§ **Instructions for the task**
Copy out all the lines where "photons" shows up.

§ **Material provided**
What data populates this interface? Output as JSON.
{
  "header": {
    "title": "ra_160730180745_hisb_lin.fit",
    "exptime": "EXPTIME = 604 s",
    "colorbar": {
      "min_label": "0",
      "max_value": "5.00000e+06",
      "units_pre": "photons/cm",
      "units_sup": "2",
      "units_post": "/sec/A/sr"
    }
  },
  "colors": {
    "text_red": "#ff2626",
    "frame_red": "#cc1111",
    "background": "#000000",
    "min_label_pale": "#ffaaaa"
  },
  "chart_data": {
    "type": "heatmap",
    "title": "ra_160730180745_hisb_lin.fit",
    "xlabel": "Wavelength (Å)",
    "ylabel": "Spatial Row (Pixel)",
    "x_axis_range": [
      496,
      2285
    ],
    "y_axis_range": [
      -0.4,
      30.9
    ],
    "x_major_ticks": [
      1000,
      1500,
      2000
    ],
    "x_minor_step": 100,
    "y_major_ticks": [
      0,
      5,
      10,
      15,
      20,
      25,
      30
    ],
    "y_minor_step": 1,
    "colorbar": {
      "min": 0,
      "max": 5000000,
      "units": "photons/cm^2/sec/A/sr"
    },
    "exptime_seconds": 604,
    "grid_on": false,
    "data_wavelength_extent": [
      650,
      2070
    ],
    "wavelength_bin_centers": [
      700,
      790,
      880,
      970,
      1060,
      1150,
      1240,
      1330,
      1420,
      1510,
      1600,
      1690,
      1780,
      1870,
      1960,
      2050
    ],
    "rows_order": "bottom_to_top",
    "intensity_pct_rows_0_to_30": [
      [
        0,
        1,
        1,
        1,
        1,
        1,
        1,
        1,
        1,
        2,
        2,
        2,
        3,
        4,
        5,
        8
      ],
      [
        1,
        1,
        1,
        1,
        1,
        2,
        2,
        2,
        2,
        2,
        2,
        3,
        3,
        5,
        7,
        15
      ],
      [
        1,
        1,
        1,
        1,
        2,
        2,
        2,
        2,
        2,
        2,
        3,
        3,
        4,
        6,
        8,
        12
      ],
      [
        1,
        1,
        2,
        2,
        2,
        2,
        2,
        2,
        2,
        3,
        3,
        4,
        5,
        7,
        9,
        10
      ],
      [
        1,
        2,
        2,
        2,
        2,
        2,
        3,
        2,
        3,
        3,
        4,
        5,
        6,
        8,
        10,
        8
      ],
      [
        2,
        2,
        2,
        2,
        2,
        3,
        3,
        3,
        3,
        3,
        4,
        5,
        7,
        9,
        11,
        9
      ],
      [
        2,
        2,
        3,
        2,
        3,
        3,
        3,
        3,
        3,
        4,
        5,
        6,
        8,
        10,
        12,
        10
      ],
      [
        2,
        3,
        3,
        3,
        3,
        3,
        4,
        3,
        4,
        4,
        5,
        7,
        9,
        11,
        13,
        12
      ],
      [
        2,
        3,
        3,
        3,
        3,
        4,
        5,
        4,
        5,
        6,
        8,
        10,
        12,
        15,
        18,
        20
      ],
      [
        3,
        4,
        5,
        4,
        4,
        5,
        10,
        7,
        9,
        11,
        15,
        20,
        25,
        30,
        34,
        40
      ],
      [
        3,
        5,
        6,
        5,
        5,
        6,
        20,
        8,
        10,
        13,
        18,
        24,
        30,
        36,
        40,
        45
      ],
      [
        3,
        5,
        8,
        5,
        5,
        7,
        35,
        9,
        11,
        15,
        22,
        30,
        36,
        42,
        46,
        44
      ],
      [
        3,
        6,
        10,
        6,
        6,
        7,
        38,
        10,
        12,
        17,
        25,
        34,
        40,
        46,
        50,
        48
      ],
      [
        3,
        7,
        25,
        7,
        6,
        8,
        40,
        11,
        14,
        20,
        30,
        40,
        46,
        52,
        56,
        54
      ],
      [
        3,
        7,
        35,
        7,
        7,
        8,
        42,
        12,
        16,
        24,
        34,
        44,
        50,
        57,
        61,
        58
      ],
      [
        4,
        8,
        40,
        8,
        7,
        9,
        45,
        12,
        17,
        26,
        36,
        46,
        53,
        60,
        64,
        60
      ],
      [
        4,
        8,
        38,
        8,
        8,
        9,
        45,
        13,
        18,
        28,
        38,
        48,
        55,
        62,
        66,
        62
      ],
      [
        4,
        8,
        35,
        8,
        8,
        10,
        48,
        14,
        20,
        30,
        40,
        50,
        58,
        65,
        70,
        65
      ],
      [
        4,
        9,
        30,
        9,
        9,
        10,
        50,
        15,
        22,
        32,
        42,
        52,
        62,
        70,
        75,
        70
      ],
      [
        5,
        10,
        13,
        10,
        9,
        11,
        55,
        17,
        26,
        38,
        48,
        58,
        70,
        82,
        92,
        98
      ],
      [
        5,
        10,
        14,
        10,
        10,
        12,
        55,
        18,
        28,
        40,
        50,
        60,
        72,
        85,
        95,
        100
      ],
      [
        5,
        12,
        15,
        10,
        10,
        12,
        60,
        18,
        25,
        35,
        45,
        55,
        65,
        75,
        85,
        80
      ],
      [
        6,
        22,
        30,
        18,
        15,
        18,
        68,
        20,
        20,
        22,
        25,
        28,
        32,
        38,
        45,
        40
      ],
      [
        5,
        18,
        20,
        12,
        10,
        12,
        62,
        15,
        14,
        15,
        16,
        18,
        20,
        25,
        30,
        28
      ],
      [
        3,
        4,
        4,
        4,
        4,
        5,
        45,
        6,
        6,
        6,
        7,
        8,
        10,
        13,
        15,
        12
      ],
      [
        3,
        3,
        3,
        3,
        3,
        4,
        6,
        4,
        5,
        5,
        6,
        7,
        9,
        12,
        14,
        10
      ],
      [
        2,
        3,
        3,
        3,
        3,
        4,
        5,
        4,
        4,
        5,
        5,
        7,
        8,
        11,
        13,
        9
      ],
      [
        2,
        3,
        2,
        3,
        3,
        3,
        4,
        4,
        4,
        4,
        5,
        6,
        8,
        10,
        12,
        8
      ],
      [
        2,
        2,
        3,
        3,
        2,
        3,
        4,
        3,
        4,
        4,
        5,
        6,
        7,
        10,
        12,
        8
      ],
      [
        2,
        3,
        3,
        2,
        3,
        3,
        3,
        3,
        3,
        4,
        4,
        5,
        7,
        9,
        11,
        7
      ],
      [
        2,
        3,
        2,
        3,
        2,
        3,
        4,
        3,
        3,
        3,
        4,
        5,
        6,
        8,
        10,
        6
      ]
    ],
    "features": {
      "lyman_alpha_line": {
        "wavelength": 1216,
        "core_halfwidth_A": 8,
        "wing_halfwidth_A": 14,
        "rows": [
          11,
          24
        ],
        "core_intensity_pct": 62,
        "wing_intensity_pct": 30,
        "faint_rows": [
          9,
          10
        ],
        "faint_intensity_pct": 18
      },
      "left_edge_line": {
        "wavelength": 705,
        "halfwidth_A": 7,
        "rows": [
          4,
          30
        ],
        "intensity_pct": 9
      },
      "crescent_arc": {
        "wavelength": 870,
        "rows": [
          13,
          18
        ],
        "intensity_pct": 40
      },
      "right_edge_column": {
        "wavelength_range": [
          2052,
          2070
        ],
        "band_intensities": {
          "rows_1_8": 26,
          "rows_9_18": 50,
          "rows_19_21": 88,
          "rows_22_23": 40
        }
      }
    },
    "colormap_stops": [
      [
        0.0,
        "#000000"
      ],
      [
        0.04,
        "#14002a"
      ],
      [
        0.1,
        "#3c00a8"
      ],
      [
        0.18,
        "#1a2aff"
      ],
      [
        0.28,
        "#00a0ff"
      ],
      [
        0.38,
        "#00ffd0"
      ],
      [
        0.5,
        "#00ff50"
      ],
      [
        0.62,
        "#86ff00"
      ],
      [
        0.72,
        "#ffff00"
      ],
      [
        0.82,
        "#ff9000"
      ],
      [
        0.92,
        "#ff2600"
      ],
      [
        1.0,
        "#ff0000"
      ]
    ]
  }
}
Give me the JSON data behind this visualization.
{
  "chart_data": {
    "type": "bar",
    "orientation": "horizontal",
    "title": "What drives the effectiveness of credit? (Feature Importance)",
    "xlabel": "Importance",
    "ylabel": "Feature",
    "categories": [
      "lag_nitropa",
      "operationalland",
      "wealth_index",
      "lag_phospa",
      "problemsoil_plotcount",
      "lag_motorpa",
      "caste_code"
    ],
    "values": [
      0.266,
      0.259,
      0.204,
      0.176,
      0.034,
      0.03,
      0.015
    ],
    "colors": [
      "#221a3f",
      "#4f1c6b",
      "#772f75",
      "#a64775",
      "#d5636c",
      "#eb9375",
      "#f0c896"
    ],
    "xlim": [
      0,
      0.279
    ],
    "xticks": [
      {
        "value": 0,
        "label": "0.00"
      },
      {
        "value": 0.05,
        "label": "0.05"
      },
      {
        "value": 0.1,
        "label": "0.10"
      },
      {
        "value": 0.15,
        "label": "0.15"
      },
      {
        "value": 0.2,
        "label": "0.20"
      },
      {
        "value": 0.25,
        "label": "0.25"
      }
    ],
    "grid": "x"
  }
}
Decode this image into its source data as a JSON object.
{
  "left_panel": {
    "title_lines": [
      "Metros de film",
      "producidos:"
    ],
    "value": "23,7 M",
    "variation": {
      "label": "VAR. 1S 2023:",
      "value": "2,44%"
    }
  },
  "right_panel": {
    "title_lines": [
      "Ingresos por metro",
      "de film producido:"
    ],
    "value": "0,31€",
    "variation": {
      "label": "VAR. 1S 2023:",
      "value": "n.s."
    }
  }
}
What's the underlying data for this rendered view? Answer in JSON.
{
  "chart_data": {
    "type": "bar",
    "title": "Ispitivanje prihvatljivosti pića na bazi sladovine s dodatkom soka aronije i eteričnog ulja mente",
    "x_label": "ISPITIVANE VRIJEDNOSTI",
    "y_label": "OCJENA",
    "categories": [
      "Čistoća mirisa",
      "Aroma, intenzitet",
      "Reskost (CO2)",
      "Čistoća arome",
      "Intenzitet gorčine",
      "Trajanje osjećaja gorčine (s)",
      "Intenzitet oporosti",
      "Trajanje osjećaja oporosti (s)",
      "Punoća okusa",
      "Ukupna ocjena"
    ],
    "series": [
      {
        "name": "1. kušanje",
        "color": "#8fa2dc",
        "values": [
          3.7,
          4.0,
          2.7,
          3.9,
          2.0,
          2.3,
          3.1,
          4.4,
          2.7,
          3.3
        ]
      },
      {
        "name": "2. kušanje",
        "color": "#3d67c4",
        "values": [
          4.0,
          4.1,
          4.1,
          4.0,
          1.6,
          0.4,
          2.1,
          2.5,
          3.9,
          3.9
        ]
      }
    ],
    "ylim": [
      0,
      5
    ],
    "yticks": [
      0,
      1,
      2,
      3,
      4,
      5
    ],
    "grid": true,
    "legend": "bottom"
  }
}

§ **Finished answer**
      "units_pre": "photons/cm",
      "units": "photons/cm^2/sec/A/sr"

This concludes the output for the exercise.